*Task to carry out*:
Below are records to be output exactly, every one of them.
— BEGIN The records —
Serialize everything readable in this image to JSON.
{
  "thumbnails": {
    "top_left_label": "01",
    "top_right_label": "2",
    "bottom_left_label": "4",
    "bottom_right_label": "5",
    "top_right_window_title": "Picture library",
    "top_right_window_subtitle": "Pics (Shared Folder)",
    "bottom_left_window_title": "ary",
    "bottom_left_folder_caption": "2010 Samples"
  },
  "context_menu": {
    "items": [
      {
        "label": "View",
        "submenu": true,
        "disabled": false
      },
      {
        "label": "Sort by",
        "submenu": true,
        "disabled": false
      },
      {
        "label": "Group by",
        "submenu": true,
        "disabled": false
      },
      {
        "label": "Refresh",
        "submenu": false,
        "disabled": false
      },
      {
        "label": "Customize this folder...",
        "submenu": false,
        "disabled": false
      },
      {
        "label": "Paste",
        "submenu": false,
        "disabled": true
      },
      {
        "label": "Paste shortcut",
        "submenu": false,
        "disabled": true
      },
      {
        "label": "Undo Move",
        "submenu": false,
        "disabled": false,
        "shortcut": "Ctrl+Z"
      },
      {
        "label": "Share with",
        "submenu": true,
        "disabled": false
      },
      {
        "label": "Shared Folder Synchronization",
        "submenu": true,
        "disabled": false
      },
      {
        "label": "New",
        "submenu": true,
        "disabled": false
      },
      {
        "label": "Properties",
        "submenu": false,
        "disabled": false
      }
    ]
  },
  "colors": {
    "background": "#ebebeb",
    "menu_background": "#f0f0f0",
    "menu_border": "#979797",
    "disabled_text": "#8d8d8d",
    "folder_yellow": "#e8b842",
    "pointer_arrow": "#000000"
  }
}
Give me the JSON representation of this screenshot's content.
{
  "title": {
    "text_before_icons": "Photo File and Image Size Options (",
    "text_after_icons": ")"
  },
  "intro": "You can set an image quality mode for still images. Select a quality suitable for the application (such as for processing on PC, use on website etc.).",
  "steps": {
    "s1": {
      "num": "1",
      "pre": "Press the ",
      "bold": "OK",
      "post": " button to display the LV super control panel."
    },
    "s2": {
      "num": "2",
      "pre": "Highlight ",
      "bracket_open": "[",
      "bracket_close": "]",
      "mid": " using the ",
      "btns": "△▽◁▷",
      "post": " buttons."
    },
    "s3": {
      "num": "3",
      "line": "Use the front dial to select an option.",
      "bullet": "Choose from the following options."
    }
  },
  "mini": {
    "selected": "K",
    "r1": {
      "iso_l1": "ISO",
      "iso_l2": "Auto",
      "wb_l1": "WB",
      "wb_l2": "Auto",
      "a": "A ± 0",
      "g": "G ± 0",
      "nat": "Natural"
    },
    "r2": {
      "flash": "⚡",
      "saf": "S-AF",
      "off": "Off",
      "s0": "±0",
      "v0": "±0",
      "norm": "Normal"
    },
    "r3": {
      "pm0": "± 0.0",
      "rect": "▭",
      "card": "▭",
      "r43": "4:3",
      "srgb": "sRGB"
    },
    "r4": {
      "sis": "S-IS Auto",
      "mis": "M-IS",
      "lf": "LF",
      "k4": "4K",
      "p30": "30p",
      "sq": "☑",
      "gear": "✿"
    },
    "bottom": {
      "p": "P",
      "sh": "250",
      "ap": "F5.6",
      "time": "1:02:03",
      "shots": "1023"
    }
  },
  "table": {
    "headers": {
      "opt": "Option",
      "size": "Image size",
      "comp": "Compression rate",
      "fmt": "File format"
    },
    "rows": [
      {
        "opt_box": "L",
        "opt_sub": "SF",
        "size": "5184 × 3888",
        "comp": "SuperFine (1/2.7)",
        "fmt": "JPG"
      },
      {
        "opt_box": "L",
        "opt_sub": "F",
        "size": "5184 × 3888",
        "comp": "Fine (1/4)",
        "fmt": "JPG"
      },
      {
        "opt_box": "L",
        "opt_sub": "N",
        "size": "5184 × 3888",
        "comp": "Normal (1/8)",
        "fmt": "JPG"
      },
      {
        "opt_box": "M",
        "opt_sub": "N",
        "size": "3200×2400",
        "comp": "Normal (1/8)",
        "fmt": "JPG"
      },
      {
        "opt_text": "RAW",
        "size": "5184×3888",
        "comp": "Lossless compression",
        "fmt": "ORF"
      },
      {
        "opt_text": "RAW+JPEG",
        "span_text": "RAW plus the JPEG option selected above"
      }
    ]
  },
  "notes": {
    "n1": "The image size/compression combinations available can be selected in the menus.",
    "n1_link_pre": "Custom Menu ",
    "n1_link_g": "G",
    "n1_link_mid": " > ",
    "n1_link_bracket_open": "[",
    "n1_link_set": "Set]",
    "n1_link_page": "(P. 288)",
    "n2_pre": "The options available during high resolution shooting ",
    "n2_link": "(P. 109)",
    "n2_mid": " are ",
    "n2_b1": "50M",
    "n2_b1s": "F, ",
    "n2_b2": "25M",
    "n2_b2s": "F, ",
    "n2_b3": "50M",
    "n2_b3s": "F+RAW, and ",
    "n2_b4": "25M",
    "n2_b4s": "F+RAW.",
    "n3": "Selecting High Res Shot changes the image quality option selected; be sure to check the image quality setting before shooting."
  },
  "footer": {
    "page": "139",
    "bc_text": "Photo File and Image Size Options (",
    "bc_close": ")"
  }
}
— END The records —
*Solution to this task*:
Serialize everything readable in this image to JSON.
{
  "thumbnails": {
    "top_left_label": "01",
    "top_right_label": "2",
    "bottom_left_label": "4",
    "bottom_right_label": "5",
    "top_right_window_title": "Picture library",
    "top_right_window_subtitle": "Pics (Shared Folder)",
    "bottom_left_window_title": "ary",
    "bottom_left_folder_caption": "2010 Samples"
  },
  "context_menu": {
    "items": [
      {
        "label": "View",
        "submenu": true,
        "disabled": false
      },
      {
        "label": "Sort by",
        "submenu": true,
        "disabled": false
      },
      {
        "label": "Group by",
        "submenu": true,
        "disabled": false
      },
      {
        "label": "Refresh",
        "submenu": false,
        "disabled": false
      },
      {
        "label": "Customize this folder...",
        "submenu": false,
        "disabled": false
      },
      {
        "label": "Paste",
        "submenu": false,
        "disabled": true
      },
      {
        "label": "Paste shortcut",
        "submenu": false,
        "disabled": true
      },
      {
        "label": "Undo Move",
        "submenu": false,
        "disabled": false,
        "shortcut": "Ctrl+Z"
      },
      {
        "label": "Share with",
        "submenu": true,
        "disabled": false
      },
      {
        "label": "Shared Folder Synchronization",
        "submenu": true,
        "disabled": false
      },
      {
        "label": "New",
        "submenu": true,
        "disabled": false
      },
      {
        "label": "Properties",
        "submenu": false,
        "disabled": false
      }
    ]
  },
  "colors": {
    "background": "#ebebeb",
    "menu_background": "#f0f0f0",
    "menu_border": "#979797",
    "disabled_text": "#8d8d8d",
    "folder_yellow": "#e8b842",
    "pointer_arrow": "#000000"
  }
}
Give me the JSON representation of this screenshot's content.
{
  "title": {
    "text_before_icons": "Photo File and Image Size Options (",
    "text_after_icons": ")"
  },
  "intro": "You can set an image quality mode for still images. Select a quality suitable for the application (such as for processing on PC, use on website etc.).",
  "steps": {
    "s1": {
      "num": "1",
      "pre": "Press the ",
      "bold": "OK",
      "post": " button to display the LV super control panel."
    },
    "s2": {
      "num": "2",
      "pre": "Highlight ",
      "bracket_open": "[",
      "bracket_close": "]",
      "mid": " using the ",
      "btns": "△▽◁▷",
      "post": " buttons."
    },
    "s3": {
      "num": "3",
      "line": "Use the front dial to select an option.",
      "bullet": "Choose from the following options."
    }
  },
  "mini": {
    "selected": "K",
    "r1": {
      "iso_l1": "ISO",
      "iso_l2": "Auto",
      "wb_l1": "WB",
      "wb_l2": "Auto",
      "a": "A ± 0",
      "g": "G ± 0",
      "nat": "Natural"
    },
    "r2": {
      "flash": "⚡",
      "saf": "S-AF",
      "off": "Off",
      "s0": "±0",
      "v0": "±0",
      "norm": "Normal"
    },
    "r3": {
      "pm0": "± 0.0",
      "rect": "▭",
      "card": "▭",
      "r43": "4:3",
      "srgb": "sRGB"
    },
    "r4": {
      "sis": "S-IS Auto",
      "mis": "M-IS",
      "lf": "LF",
      "k4": "4K",
      "p30": "30p",
      "sq": "☑",
      "gear": "✿"
    },
    "bottom": {
      "p": "P",
      "sh": "250",
      "ap": "F5.6",
      "time": "1:02:03",
      "shots": "1023"
    }
  },
  "table": {
    "headers": {
      "opt": "Option",
      "size": "Image size",
      "comp": "Compression rate",
      "fmt": "File format"
    },
    "rows": [
      {
        "opt_box": "L",
        "opt_sub": "SF",
        "size": "5184 × 3888",
        "comp": "SuperFine (1/2.7)",
        "fmt": "JPG"
      },
      {
        "opt_box": "L",
        "opt_sub": "F",
        "size": "5184 × 3888",
        "comp": "Fine (1/4)",
        "fmt": "JPG"
      },
      {
        "opt_box": "L",
        "opt_sub": "N",
        "size": "5184 × 3888",
        "comp": "Normal (1/8)",
        "fmt": "JPG"
      },
      {
        "opt_box": "M",
        "opt_sub": "N",
        "size": "3200×2400",
        "comp": "Normal (1/8)",
        "fmt": "JPG"
      },
      {
        "opt_text": "RAW",
        "size": "5184×3888",
        "comp": "Lossless compression",
        "fmt": "ORF"
      },
      {
        "opt_text": "RAW+JPEG",
        "span_text": "RAW plus the JPEG option selected above"
      }
    ]
  },
  "notes": {
    "n1": "The image size/compression combinations available can be selected in the menus.",
    "n1_link_pre": "Custom Menu ",
    "n1_link_g": "G",
    "n1_link_mid": " > ",
    "n1_link_bracket_open": "[",
    "n1_link_set": "Set]",
    "n1_link_page": "(P. 288)",
    "n2_pre": "The options available during high resolution shooting ",
    "n2_link": "(P. 109)",
    "n2_mid": " are ",
    "n2_b1": "50M",
    "n2_b1s": "F, ",
    "n2_b2": "25M",
    "n2_b2s": "F, ",
    "n2_b3": "50M",
    "n2_b3s": "F+RAW, and ",
    "n2_b4": "25M",
    "n2_b4s": "F+RAW.",
    "n3": "Selecting High Res Shot changes the image quality option selected; be sure to check the image quality setting before shooting."
  },
  "footer": {
    "page": "139",
    "bc_text": "Photo File and Image Size Options (",
    "bc_close": ")"
  }
}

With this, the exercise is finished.